Written exercise: Extract the complete listing and output it unchanged.

Entries shown:
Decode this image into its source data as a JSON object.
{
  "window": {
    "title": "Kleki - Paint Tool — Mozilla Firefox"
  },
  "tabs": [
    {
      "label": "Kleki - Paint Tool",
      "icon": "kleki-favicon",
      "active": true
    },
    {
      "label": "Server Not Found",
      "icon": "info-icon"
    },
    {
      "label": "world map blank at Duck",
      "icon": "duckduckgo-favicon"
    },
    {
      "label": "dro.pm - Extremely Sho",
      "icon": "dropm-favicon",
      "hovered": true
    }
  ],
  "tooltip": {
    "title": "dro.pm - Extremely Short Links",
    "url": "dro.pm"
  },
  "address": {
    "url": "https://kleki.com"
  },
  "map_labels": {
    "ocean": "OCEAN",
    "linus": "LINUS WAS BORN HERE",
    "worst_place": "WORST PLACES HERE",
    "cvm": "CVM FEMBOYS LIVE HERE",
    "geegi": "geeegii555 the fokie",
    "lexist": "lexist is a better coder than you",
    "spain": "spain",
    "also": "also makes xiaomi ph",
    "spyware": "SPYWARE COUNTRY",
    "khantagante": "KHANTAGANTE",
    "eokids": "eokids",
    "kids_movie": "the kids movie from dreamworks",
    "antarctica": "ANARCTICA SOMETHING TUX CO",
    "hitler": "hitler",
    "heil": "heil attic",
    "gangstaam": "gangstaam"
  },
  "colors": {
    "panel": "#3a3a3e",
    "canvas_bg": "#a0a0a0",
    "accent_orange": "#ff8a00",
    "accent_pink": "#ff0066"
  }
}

Answer in full:
Decode this image into its source data as a JSON object.
{
  "window": {
    "title": "Kleki - Paint Tool — Mozilla Firefox"
  },
  "tabs": [
    {
      "label": "Kleki - Paint Tool",
      "icon": "kleki-favicon",
      "active": true
    },
    {
      "label": "Server Not Found",
      "icon": "info-icon"
    },
    {
      "label": "world map blank at Duck",
      "icon": "duckduckgo-favicon"
    },
    {
      "label": "dro.pm - Extremely Sho",
      "icon": "dropm-favicon",
      "hovered": true
    }
  ],
  "tooltip": {
    "title": "dro.pm - Extremely Short Links",
    "url": "dro.pm"
  },
  "address": {
    "url": "https://kleki.com"
  },
  "map_labels": {
    "ocean": "OCEAN",
    "linus": "LINUS WAS BORN HERE",
    "worst_place": "WORST PLACES HERE",
    "cvm": "CVM FEMBOYS LIVE HERE",
    "geegi": "geeegii555 the fokie",
    "lexist": "lexist is a better coder than you",
    "spain": "spain",
    "also": "also makes xiaomi ph",
    "spyware": "SPYWARE COUNTRY",
    "khantagante": "KHANTAGANTE",
    "eokids": "eokids",
    "kids_movie": "the kids movie from dreamworks",
    "antarctica": "ANARCTICA SOMETHING TUX CO",
    "hitler": "hitler",
    "heil": "heil attic",
    "gangstaam": "gangstaam"
  },
  "colors": {
    "panel": "#3a3a3e",
    "canvas_bg": "#a0a0a0",
    "accent_orange": "#ff8a00",
    "accent_pink": "#ff0066"
  }
}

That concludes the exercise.